--- PROVIDED MATERIAL ---
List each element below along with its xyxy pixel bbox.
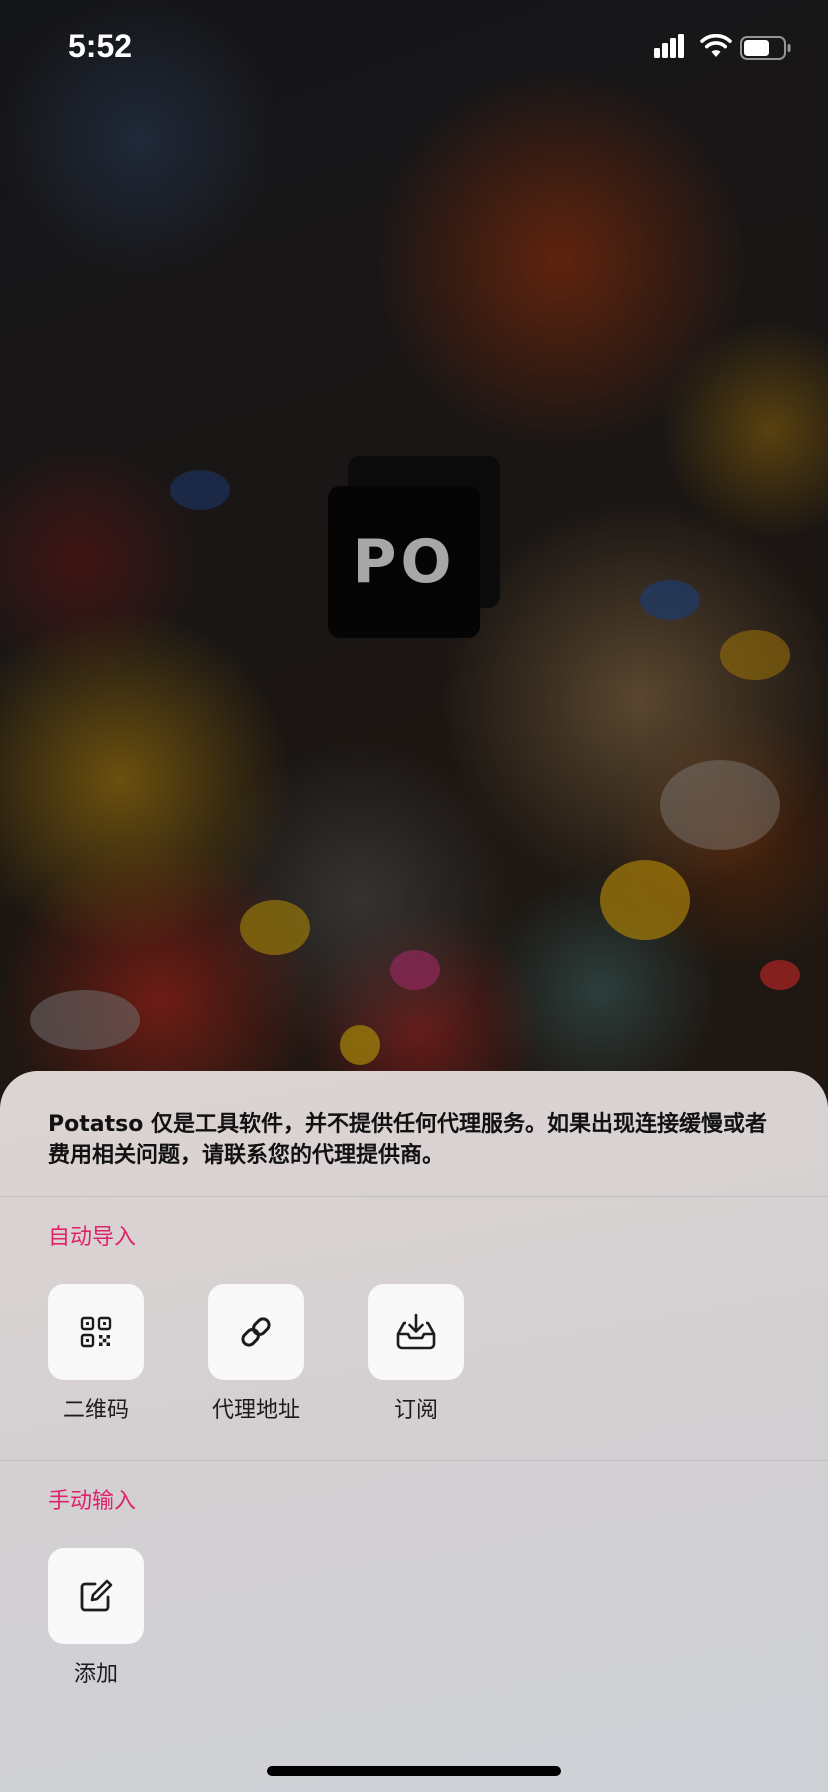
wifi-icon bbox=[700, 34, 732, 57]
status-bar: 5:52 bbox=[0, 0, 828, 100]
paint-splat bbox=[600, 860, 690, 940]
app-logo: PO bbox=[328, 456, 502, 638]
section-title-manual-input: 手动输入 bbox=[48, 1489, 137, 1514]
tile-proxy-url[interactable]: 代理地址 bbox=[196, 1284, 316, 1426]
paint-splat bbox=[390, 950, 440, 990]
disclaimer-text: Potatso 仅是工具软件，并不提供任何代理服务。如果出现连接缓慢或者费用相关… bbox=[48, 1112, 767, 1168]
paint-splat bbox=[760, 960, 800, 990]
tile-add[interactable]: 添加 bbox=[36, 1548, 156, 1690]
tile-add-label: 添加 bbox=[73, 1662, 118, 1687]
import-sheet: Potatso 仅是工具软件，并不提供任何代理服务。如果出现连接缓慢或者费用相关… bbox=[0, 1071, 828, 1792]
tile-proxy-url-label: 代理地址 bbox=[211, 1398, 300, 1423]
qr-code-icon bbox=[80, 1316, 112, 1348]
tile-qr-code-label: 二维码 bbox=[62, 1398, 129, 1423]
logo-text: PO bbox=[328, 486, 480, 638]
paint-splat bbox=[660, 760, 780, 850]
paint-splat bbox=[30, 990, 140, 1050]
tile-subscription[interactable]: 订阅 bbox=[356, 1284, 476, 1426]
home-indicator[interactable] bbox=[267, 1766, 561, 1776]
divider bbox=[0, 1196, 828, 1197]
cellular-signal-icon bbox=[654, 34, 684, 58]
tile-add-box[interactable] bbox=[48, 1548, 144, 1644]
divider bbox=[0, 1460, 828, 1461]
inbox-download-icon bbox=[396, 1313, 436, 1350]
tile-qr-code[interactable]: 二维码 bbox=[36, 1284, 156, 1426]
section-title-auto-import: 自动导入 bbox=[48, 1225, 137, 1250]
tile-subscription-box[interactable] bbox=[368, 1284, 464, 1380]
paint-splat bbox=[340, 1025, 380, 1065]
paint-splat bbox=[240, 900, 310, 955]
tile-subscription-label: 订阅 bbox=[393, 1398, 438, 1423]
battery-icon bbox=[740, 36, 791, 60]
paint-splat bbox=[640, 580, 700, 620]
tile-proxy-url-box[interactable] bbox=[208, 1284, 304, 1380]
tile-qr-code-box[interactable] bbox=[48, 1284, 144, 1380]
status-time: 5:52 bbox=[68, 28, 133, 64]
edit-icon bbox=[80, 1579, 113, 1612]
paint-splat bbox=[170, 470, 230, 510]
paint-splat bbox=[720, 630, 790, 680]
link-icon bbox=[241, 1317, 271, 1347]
---
Print every line of the entries above exactly as it appears, and leave the pictures out.

List each element below along with its xyxy pixel bbox.
wifi-icon bbox=[700, 34, 732, 57]
status-bar: 5:52 bbox=[0, 0, 828, 100]
paint-splat bbox=[600, 860, 690, 940]
app-logo: PO bbox=[328, 456, 502, 638]
section-title-manual-input: 手动输入 bbox=[48, 1489, 137, 1514]
tile-proxy-url[interactable]: 代理地址 bbox=[196, 1284, 316, 1426]
paint-splat bbox=[390, 950, 440, 990]
disclaimer-text: Potatso 仅是工具软件，并不提供任何代理服务。如果出现连接缓慢或者费用相关… bbox=[48, 1112, 767, 1168]
paint-splat bbox=[760, 960, 800, 990]
tile-add[interactable]: 添加 bbox=[36, 1548, 156, 1690]
tile-add-label: 添加 bbox=[73, 1662, 118, 1687]
import-sheet: Potatso 仅是工具软件，并不提供任何代理服务。如果出现连接缓慢或者费用相关… bbox=[0, 1071, 828, 1792]
tile-proxy-url-label: 代理地址 bbox=[211, 1398, 300, 1423]
qr-code-icon bbox=[80, 1316, 112, 1348]
tile-qr-code-label: 二维码 bbox=[62, 1398, 129, 1423]
logo-text: PO bbox=[328, 486, 480, 638]
paint-splat bbox=[660, 760, 780, 850]
paint-splat bbox=[30, 990, 140, 1050]
tile-subscription[interactable]: 订阅 bbox=[356, 1284, 476, 1426]
home-indicator[interactable] bbox=[267, 1766, 561, 1776]
divider bbox=[0, 1196, 828, 1197]
cellular-signal-icon bbox=[654, 34, 684, 58]
tile-add-box[interactable] bbox=[48, 1548, 144, 1644]
divider bbox=[0, 1460, 828, 1461]
inbox-download-icon bbox=[396, 1313, 436, 1350]
tile-qr-code[interactable]: 二维码 bbox=[36, 1284, 156, 1426]
section-title-auto-import: 自动导入 bbox=[48, 1225, 137, 1250]
tile-subscription-box[interactable] bbox=[368, 1284, 464, 1380]
paint-splat bbox=[340, 1025, 380, 1065]
paint-splat bbox=[240, 900, 310, 955]
tile-subscription-label: 订阅 bbox=[393, 1398, 438, 1423]
battery-icon bbox=[740, 36, 791, 60]
paint-splat bbox=[640, 580, 700, 620]
tile-proxy-url-box[interactable] bbox=[208, 1284, 304, 1380]
tile-qr-code-box[interactable] bbox=[48, 1284, 144, 1380]
status-time: 5:52 bbox=[68, 28, 133, 64]
edit-icon bbox=[80, 1579, 113, 1612]
paint-splat bbox=[170, 470, 230, 510]
paint-splat bbox=[720, 630, 790, 680]
link-icon bbox=[241, 1317, 271, 1347]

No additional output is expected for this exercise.